**Goal:** Omit every picture and output the rest of the records exactly as they are.

___ Input for this task ___

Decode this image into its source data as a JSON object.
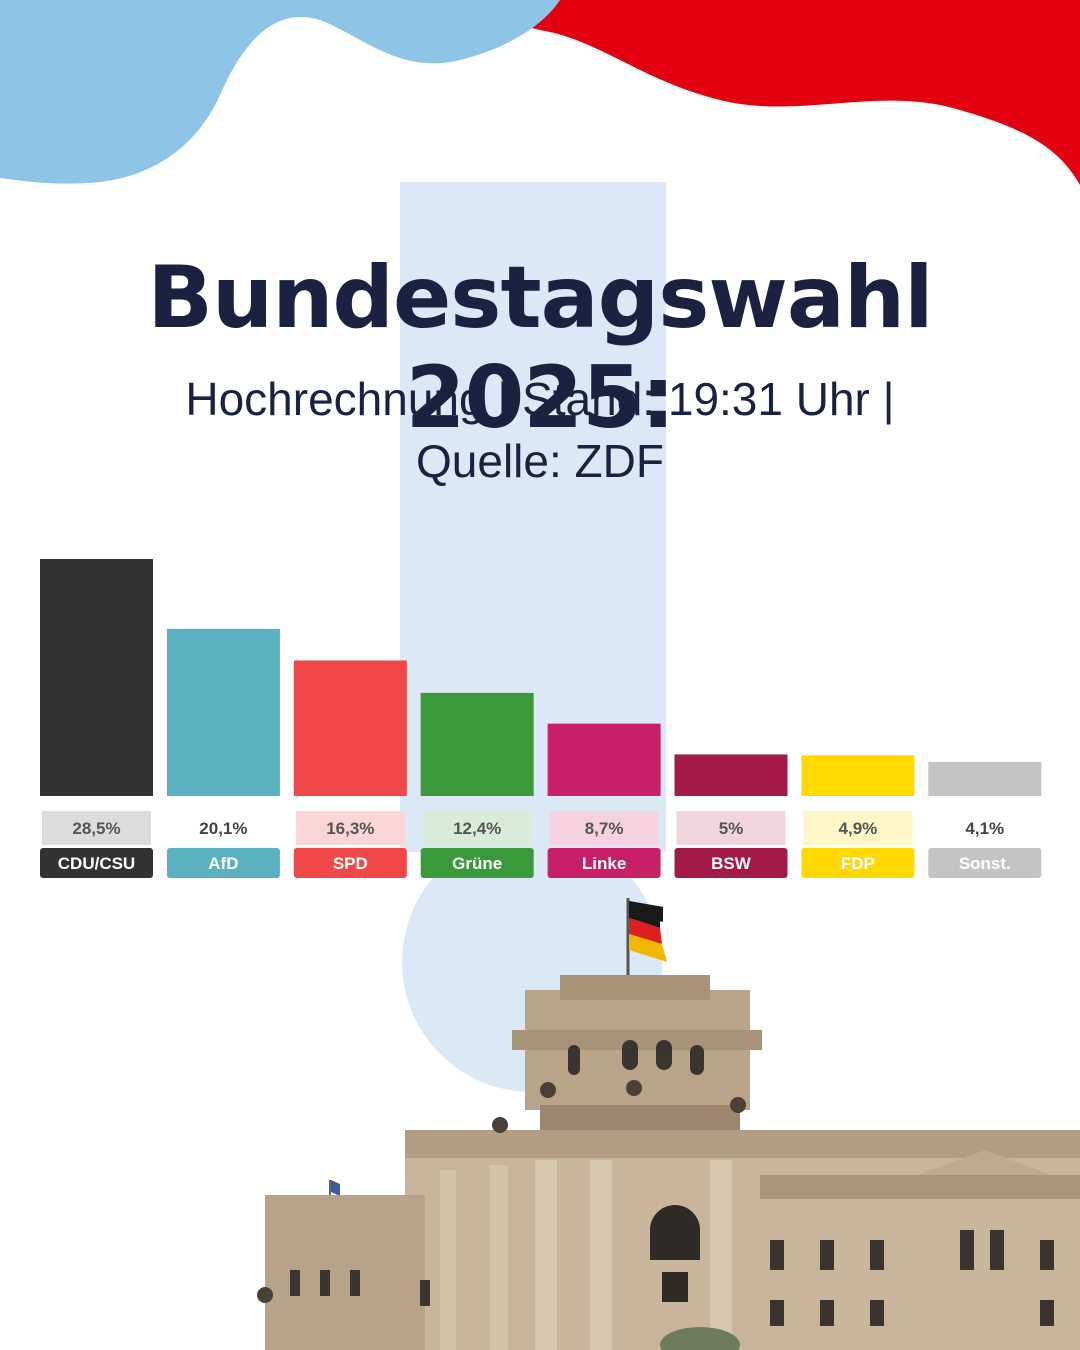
{
  "title": "Bundestagswahl 2025:",
  "subtitle_line1": "Hochrechnung | Stand: 19:31 Uhr |",
  "subtitle_line2": "Quelle: ZDF",
  "colors": {
    "background": "#ffffff",
    "title": "#1b2140",
    "blob_blue": "#8ec4e6",
    "blob_red": "#e3000f",
    "exclamation": "#dbe8f5"
  },
  "chart_data": {
    "type": "bar",
    "unit": "%",
    "categories": [
      "CDU/CSU",
      "AfD",
      "SPD",
      "Grüne",
      "Linke",
      "BSW",
      "FDP",
      "Sonst."
    ],
    "values": [
      28.5,
      20.1,
      16.3,
      12.4,
      8.7,
      5,
      4.9,
      4.1
    ],
    "value_labels": [
      "28,5%",
      "20,1%",
      "16,3%",
      "12,4%",
      "8,7%",
      "5%",
      "4,9%",
      "4,1%"
    ],
    "bar_colors": [
      "#333333",
      "#5bb1bf",
      "#f04848",
      "#3a9a3a",
      "#c72068",
      "#a3194a",
      "#ffd900",
      "#c4c4c4"
    ],
    "label_bg_colors": [
      "#dcdcdc",
      "#ffffff",
      "#fbd6d6",
      "#d9ecd8",
      "#f5d2e0",
      "#f0d5dd",
      "#fff6c8",
      "#ffffff"
    ],
    "value_text_colors": [
      "#555555",
      "#444444",
      "#555555",
      "#555555",
      "#555555",
      "#555555",
      "#555555",
      "#444444"
    ],
    "ylim": [
      0,
      30
    ]
  }
}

___

**Solution for this exercise:**
Decode this image into its source data as a JSON object.
{
  "title": "Bundestagswahl 2025:",
  "subtitle_line1": "Hochrechnung | Stand: 19:31 Uhr |",
  "subtitle_line2": "Quelle: ZDF",
  "colors": {
    "background": "#ffffff",
    "title": "#1b2140",
    "blob_blue": "#8ec4e6",
    "blob_red": "#e3000f",
    "exclamation": "#dbe8f5"
  },
  "chart_data": {
    "type": "bar",
    "unit": "%",
    "categories": [
      "CDU/CSU",
      "AfD",
      "SPD",
      "Grüne",
      "Linke",
      "BSW",
      "FDP",
      "Sonst."
    ],
    "values": [
      28.5,
      20.1,
      16.3,
      12.4,
      8.7,
      5,
      4.9,
      4.1
    ],
    "value_labels": [
      "28,5%",
      "20,1%",
      "16,3%",
      "12,4%",
      "8,7%",
      "5%",
      "4,9%",
      "4,1%"
    ],
    "bar_colors": [
      "#333333",
      "#5bb1bf",
      "#f04848",
      "#3a9a3a",
      "#c72068",
      "#a3194a",
      "#ffd900",
      "#c4c4c4"
    ],
    "label_bg_colors": [
      "#dcdcdc",
      "#ffffff",
      "#fbd6d6",
      "#d9ecd8",
      "#f5d2e0",
      "#f0d5dd",
      "#fff6c8",
      "#ffffff"
    ],
    "value_text_colors": [
      "#555555",
      "#444444",
      "#555555",
      "#555555",
      "#555555",
      "#555555",
      "#555555",
      "#444444"
    ],
    "ylim": [
      0,
      30
    ]
  }
}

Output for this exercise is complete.